Where does the string "ökning" appear in the records? Copy every line that contains it.

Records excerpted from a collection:

+ + + + +

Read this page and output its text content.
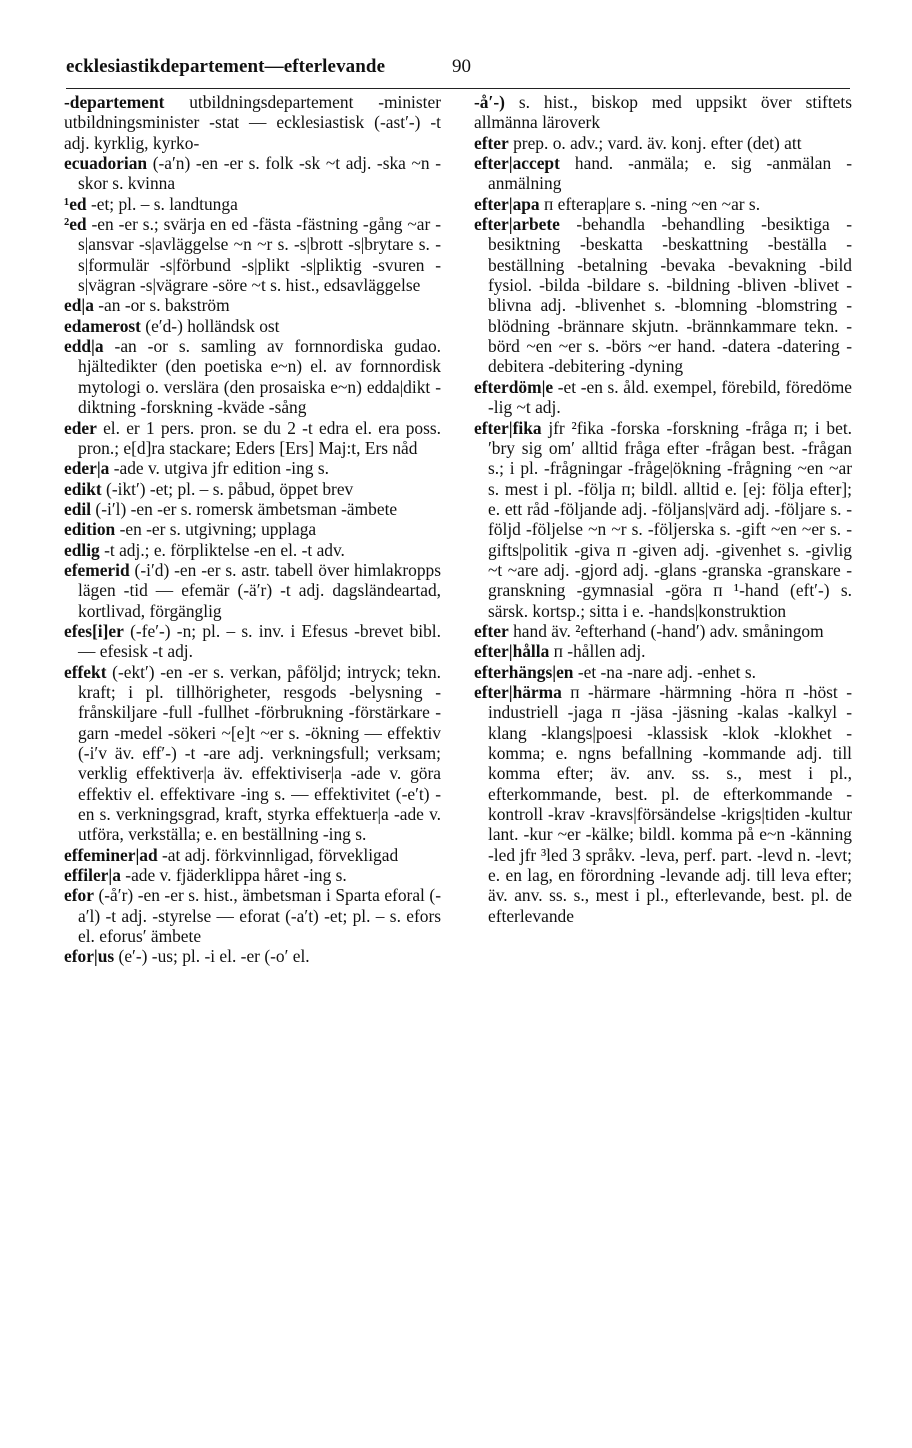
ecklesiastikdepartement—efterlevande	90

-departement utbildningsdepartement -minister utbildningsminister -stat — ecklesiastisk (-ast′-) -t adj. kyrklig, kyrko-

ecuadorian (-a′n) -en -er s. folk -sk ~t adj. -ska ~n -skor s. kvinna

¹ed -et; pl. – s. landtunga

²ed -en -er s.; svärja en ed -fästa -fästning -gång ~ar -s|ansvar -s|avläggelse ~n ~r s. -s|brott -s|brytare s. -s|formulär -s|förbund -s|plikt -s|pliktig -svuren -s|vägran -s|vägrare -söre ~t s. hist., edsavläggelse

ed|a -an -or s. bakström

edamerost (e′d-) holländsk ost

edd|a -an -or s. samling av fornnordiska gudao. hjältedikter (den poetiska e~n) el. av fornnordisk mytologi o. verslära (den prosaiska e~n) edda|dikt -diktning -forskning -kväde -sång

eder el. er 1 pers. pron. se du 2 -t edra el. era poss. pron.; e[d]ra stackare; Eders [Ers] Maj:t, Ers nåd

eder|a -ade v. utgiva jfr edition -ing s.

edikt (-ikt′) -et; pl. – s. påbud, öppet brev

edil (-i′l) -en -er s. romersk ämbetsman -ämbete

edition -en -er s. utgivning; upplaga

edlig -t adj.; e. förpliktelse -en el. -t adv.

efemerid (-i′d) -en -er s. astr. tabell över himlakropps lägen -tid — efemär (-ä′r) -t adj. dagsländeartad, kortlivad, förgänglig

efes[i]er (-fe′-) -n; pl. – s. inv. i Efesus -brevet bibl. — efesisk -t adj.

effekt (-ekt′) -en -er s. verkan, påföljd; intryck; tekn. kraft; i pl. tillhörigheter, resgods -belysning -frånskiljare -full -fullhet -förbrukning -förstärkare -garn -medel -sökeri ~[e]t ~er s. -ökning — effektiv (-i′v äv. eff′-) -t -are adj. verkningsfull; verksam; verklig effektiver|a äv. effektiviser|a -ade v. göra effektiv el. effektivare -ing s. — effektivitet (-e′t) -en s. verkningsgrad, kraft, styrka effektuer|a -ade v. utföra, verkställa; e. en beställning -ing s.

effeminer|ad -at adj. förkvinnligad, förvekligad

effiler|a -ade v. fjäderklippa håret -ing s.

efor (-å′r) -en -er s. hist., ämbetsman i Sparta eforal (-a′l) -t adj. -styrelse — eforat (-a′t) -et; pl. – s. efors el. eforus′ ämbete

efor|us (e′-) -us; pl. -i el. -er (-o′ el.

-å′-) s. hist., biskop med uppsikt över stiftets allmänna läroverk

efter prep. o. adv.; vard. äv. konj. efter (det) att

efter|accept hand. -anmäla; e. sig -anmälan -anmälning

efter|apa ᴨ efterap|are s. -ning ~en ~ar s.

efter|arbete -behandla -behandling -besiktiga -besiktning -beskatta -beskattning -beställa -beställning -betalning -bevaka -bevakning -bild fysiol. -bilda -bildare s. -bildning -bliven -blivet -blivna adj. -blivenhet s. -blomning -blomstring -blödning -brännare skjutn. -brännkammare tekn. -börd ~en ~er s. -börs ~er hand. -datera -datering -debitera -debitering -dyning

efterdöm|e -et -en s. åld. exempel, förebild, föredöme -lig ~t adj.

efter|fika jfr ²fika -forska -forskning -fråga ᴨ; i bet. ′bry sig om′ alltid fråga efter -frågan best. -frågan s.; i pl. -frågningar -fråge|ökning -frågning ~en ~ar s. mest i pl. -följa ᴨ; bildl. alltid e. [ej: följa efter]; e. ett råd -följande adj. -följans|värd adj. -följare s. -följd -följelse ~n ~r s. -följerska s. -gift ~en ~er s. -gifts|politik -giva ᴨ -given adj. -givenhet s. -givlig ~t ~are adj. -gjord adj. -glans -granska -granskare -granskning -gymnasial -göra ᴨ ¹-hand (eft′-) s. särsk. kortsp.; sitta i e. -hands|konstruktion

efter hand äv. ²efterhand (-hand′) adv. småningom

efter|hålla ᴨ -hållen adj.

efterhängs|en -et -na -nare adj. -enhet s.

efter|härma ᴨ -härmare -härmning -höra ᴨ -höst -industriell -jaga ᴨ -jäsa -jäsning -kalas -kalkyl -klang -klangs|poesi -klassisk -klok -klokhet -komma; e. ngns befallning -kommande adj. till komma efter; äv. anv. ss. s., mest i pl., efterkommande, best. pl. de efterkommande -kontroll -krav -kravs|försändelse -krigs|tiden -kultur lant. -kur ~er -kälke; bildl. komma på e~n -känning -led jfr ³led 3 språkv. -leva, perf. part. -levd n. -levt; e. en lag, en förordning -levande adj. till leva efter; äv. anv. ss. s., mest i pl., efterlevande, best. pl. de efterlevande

+ + + + +

_Exercise response_
effekt (-ekt′) -en -er s. verkan, påföljd; intryck; tekn. kraft; i pl. tillhörigheter, resgods -belysning -frånskiljare -full -fullhet -förbrukning -förstärkare -garn -medel -sökeri ~[e]t ~er s. -ökning — effektiv (-i′v äv. eff′-) -t -are adj. verkningsfull; verksam; verklig effektiver|a äv. effektiviser|a -ade v. göra effektiv el. effektivare -ing s. — effektivitet (-e′t) -en s. verkningsgrad, kraft, styrka effektuer|a -ade v. utföra, verkställa; e. en beställning -ing s.
efter|fika jfr ²fika -forska -forskning -fråga ᴨ; i bet. ′bry sig om′ alltid fråga efter -frågan best. -frågan s.; i pl. -frågningar -fråge|ökning -frågning ~en ~ar s. mest i pl. -följa ᴨ; bildl. alltid e. [ej: följa efter]; e. ett råd -följande adj. -följans|värd adj. -följare s. -följd -följelse ~n ~r s. -följerska s. -gift ~en ~er s. -gifts|politik -giva ᴨ -given adj. -givenhet s. -givlig ~t ~are adj. -gjord adj. -glans -granska -granskare -granskning -gymnasial -göra ᴨ ¹-hand (eft′-) s. särsk. kortsp.; sitta i e. -hands|konstruktion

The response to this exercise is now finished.